**TASK GOAL**: Substitute "legend-entry" for "legend-label" in the lines of the material running from the one holding "- x-tick-label: Category 3: [346, 323, 435, 343]" through the one holding "UI element localization: list", inclusive. Reproduce only those lines, with everything else unchanged.

[Records of where elements are located]
## BEGIN

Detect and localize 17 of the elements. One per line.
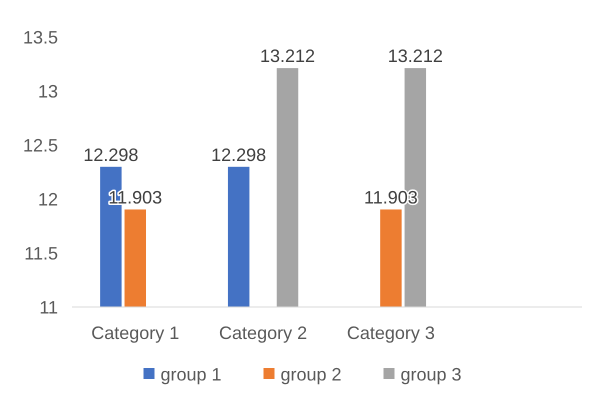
- x-tick-label: Category 3: [346, 323, 435, 343]
- data-label: 12.298: [211, 144, 266, 165]
- legend-label: group 3: [400, 364, 462, 384]
- y-tick-label: 13.5: [22, 27, 58, 48]
- y-tick-label: 12: [38, 189, 58, 210]
- data-label: 13.212: [388, 46, 443, 66]
- legend-label: group 2: [280, 364, 342, 384]
- y-tick-label: 12.5: [22, 135, 58, 156]
- data-label: 12.298: [83, 144, 138, 165]
- x-tick-label: Category 1: [91, 323, 180, 343]
- data-label: 11.903: [364, 187, 418, 208]
- y-tick-label: 11: [39, 297, 58, 318]
- y-tick-label: 13: [38, 81, 58, 102]
- y-tick-label: 11.5: [24, 243, 58, 264]
- x-tick-label: Category 2: [219, 323, 308, 343]
- data-label: 13.212: [260, 46, 316, 66]
- legend-label: group 1: [160, 364, 222, 384]
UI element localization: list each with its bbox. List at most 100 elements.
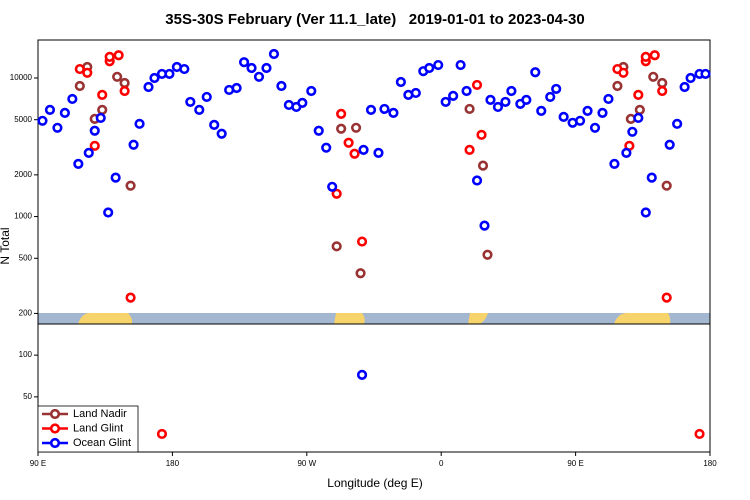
data-point [134,118,145,129]
map-strip [38,312,710,324]
data-point [640,51,651,62]
data-point [52,122,63,133]
y-tick-label: 10000 [10,73,33,82]
data-point [355,268,366,279]
data-point [37,115,48,126]
data-point [156,428,168,440]
y-tick-label: 1000 [14,212,32,221]
x-tick-label: 180 [166,459,180,468]
plot-frame [37,39,711,453]
data-point [476,129,487,140]
data-point [97,89,108,101]
data-point [365,104,377,115]
y-tick-label: 50 [23,392,32,401]
data-point [694,428,705,440]
x-tick-label: 180 [703,459,717,468]
data-point [125,292,136,303]
data-point [646,172,657,183]
data-point [97,104,108,115]
data-point [479,220,490,231]
data-point [558,111,569,122]
y-tick-label: 100 [19,350,33,359]
data-point [74,80,85,92]
data-point [44,104,56,115]
data-point [268,48,280,60]
data-point [657,85,668,97]
land-patch [614,312,671,324]
data-point [373,147,384,159]
data-point [113,50,124,61]
data-point [327,181,338,192]
data-point [59,107,70,118]
y-tick-label: 500 [19,253,33,262]
data-point [500,96,511,108]
data-point [657,77,668,89]
data-point [89,140,100,151]
legend-marker [49,423,61,434]
data-point [185,96,196,108]
data-point [110,172,121,183]
data-point [350,122,362,133]
data-point [648,71,659,82]
data-point [331,241,342,252]
data-point [461,85,472,97]
data-point [679,81,690,93]
data-point [464,103,475,115]
data-point [582,105,593,116]
data-point [336,108,347,119]
y-tick-label: 5000 [14,115,32,124]
data-point [464,144,475,155]
data-point [321,142,332,153]
data-point [82,67,93,78]
land-patch [468,313,488,324]
data-point [410,87,421,99]
data-point [238,57,250,68]
data-point [201,91,212,103]
data-point [253,71,265,82]
data-point [67,93,78,105]
data-point [103,207,114,218]
data-point [73,158,84,169]
data-point [164,68,175,80]
land-patch [334,313,365,324]
x-tick-label: 90 E [30,459,46,468]
data-point [612,80,623,92]
data-point [424,62,435,74]
data-point [661,292,672,303]
data-point [119,85,130,97]
data-point [536,105,547,116]
data-point [506,85,517,97]
data-point [492,101,504,113]
data-point [634,104,645,115]
data-point [379,103,390,115]
data-point [530,67,541,78]
data-point [231,82,242,94]
y-tick-label: 2000 [14,170,32,179]
data-point [448,90,459,101]
y-tick-label: 200 [19,309,33,318]
legend-label: Land Nadir [73,408,127,420]
data-point [551,83,562,95]
data-point [209,119,220,130]
data-point [104,51,115,62]
legend-marker [49,408,61,420]
data-point [685,72,696,84]
data-point [471,175,483,186]
data-point [477,160,489,171]
data-point [589,122,601,133]
x-axis-label: Longitude (deg E) [327,476,422,490]
data-point [621,147,632,159]
legend-marker [49,437,61,449]
chart-title: 35S-30S February (Ver 11.1_late) 2019-01… [165,11,584,28]
data-point [112,71,123,82]
legend-label: Ocean Glint [73,437,131,449]
data-point [356,236,368,247]
data-point [83,147,94,159]
data-point [574,115,586,126]
data-point [313,125,324,136]
land-patch [78,312,133,324]
data-point [664,139,675,150]
data-point [95,112,106,124]
data-point [521,94,532,105]
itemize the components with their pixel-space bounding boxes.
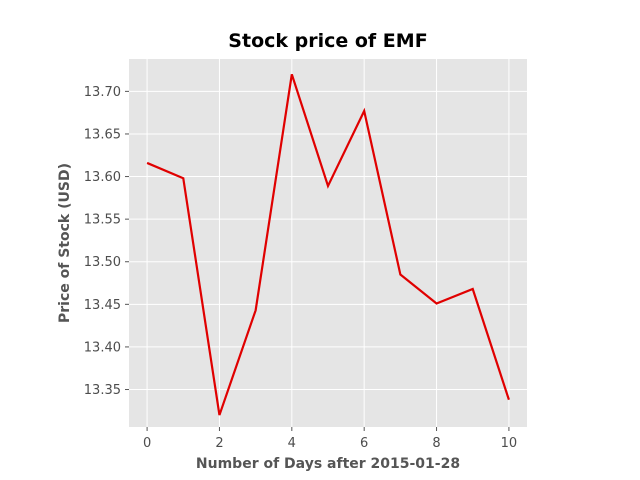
x-tick-label: 4 — [288, 436, 296, 451]
y-tick-label: 13.50 — [84, 255, 121, 270]
y-axis-label: Price of Stock (USD) — [57, 163, 73, 323]
y-tick-label: 13.70 — [84, 85, 121, 100]
plot-area — [129, 59, 527, 427]
y-tick-label: 13.35 — [84, 383, 121, 398]
x-tick-label: 2 — [215, 436, 223, 451]
x-tick-label: 8 — [432, 436, 440, 451]
x-tick-label: 6 — [360, 436, 368, 451]
y-tick-label: 13.45 — [84, 298, 121, 313]
x-tick-label: 0 — [143, 436, 151, 451]
x-axis-label: Number of Days after 2015-01-28 — [196, 456, 460, 472]
x-tick-label: 10 — [501, 436, 518, 451]
y-tick-label: 13.65 — [84, 127, 121, 142]
y-tick-label: 13.40 — [84, 340, 121, 355]
y-tick-label: 13.60 — [84, 170, 121, 185]
y-axis-ticks: 13.35 13.40 13.45 13.50 13.55 13.60 13.65 13.70 — [84, 85, 129, 398]
y-tick-label: 13.55 — [84, 213, 121, 228]
x-axis-ticks: 0 2 4 6 8 10 — [143, 427, 517, 451]
chart-title: Stock price of EMF — [228, 30, 427, 52]
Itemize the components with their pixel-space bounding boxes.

## END

**RESULT**:
- x-tick-label: Category 3: [346, 323, 435, 343]
- data-label: 12.298: [211, 144, 266, 165]
- legend-entry: group 3: [400, 364, 462, 384]
- y-tick-label: 13.5: [22, 27, 58, 48]
- y-tick-label: 12: [38, 189, 58, 210]
- data-label: 13.212: [388, 46, 443, 66]
- legend-entry: group 2: [280, 364, 342, 384]
- y-tick-label: 12.5: [22, 135, 58, 156]
- data-label: 12.298: [83, 144, 138, 165]
- x-tick-label: Category 1: [91, 323, 180, 343]
- data-label: 11.903: [364, 187, 418, 208]
- y-tick-label: 11: [39, 297, 58, 318]
- y-tick-label: 13: [38, 81, 58, 102]
- y-tick-label: 11.5: [24, 243, 58, 264]
- x-tick-label: Category 2: [219, 323, 308, 343]
- data-label: 13.212: [260, 46, 316, 66]
- legend-entry: group 1: [160, 364, 222, 384]
UI element localization: list each with its bbox. List at most 100 elements.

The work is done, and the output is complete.